[Stored dataset items]
============================================================

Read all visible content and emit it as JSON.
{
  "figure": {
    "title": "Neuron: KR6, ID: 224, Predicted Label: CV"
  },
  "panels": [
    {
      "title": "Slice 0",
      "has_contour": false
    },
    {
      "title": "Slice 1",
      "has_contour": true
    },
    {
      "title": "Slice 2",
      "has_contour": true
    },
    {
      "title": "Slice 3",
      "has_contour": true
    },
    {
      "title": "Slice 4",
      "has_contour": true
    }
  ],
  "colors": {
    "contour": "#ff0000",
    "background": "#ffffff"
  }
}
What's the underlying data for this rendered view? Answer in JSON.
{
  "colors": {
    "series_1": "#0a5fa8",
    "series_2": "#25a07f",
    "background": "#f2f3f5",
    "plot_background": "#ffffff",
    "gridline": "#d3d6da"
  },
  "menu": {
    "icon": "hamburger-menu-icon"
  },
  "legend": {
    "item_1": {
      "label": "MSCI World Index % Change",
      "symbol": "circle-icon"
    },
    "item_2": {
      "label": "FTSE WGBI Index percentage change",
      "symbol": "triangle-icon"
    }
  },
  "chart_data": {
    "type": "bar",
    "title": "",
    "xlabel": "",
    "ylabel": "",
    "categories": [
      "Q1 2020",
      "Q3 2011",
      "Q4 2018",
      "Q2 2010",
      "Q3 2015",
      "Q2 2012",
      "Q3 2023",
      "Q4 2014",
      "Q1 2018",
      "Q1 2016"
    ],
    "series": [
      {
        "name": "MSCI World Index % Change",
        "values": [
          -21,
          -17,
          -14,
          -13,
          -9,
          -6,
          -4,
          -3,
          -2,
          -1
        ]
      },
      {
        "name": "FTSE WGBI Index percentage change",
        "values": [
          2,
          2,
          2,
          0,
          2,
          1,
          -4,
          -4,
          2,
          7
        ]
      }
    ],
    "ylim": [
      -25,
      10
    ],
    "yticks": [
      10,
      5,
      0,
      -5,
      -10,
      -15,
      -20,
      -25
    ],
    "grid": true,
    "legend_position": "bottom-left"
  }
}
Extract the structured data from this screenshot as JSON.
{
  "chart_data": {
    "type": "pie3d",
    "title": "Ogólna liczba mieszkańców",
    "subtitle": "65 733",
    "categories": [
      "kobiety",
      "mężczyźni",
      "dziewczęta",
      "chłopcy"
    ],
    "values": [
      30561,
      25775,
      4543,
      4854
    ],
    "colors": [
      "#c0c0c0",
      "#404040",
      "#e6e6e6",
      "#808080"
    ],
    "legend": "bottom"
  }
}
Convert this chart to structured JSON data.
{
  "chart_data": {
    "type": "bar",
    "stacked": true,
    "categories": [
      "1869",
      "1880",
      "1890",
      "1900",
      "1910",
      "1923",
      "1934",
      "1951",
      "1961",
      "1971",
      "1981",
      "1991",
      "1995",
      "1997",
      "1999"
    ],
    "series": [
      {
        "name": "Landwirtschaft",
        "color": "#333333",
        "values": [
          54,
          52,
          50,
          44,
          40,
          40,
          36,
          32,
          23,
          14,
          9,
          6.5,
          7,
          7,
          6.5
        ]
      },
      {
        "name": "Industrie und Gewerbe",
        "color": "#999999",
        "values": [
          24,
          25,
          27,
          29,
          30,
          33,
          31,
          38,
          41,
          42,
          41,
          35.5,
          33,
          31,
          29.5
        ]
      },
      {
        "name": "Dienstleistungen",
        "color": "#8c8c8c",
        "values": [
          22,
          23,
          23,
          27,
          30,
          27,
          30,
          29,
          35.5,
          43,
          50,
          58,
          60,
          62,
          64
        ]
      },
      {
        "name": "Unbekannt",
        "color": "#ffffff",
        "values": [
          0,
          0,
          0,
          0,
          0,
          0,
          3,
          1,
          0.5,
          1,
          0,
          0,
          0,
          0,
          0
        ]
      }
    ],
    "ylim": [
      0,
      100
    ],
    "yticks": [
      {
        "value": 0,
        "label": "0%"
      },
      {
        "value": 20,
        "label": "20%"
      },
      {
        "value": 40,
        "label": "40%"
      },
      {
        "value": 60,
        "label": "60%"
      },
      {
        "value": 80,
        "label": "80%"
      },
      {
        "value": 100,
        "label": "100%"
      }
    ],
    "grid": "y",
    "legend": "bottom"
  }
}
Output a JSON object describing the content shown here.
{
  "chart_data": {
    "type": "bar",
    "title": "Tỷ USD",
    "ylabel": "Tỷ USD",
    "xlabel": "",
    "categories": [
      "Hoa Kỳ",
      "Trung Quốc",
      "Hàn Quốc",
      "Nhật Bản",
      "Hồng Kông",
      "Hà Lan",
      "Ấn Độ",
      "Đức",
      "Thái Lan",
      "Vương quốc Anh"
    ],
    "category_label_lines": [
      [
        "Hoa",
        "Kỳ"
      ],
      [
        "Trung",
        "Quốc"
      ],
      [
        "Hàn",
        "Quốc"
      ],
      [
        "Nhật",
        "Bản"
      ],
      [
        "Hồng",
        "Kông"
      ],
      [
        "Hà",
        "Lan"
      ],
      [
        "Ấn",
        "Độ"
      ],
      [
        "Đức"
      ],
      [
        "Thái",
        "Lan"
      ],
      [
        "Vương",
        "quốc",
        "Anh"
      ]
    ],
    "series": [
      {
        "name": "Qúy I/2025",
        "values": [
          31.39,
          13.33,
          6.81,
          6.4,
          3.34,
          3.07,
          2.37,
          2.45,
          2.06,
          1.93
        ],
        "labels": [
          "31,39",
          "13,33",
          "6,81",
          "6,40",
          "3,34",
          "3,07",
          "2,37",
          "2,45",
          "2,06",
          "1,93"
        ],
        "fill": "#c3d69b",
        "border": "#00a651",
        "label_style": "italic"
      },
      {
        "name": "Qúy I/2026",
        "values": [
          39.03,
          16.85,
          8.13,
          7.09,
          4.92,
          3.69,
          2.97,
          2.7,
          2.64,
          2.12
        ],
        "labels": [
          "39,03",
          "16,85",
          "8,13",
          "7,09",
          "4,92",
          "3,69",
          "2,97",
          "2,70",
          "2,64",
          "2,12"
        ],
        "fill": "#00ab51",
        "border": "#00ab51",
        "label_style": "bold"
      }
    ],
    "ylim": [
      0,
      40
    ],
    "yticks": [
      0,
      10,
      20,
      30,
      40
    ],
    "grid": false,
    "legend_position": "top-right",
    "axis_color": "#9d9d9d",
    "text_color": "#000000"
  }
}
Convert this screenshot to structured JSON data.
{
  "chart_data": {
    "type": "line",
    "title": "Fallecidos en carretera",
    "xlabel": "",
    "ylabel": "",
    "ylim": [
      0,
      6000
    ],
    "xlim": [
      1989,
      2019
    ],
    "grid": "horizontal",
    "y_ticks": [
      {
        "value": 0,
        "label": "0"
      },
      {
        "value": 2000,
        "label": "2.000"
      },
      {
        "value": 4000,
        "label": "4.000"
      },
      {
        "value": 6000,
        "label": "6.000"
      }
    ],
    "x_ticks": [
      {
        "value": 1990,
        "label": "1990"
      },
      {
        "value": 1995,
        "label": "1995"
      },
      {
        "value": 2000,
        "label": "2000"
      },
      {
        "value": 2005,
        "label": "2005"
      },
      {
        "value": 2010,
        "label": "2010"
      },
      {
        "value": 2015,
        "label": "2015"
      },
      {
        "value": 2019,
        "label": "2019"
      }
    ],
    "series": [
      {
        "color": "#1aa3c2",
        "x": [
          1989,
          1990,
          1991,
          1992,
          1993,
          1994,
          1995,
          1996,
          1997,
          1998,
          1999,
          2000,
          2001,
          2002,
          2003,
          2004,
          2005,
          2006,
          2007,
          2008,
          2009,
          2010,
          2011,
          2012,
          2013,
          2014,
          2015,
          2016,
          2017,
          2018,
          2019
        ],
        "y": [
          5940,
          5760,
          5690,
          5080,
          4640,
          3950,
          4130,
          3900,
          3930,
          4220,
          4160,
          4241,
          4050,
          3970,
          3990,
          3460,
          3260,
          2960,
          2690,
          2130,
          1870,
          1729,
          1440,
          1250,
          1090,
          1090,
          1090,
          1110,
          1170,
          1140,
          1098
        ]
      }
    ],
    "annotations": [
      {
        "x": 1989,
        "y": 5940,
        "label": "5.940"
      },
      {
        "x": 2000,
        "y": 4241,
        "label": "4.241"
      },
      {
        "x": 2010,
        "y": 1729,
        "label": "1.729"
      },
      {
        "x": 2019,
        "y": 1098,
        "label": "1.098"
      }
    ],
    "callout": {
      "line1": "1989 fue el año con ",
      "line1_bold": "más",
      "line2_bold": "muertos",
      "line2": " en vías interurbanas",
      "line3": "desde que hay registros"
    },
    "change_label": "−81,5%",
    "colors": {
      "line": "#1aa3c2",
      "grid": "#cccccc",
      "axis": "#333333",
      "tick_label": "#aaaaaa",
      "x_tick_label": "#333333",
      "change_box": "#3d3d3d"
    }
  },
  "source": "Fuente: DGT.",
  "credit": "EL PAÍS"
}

============================================================

→ SET EXERCISE: Go through the material line by line. Show each line that contains the string "MSCI".

→ OUTPUT FOR THIS TASK:
      "label": "MSCI World Index % Change",
        "name": "MSCI World Index % Change",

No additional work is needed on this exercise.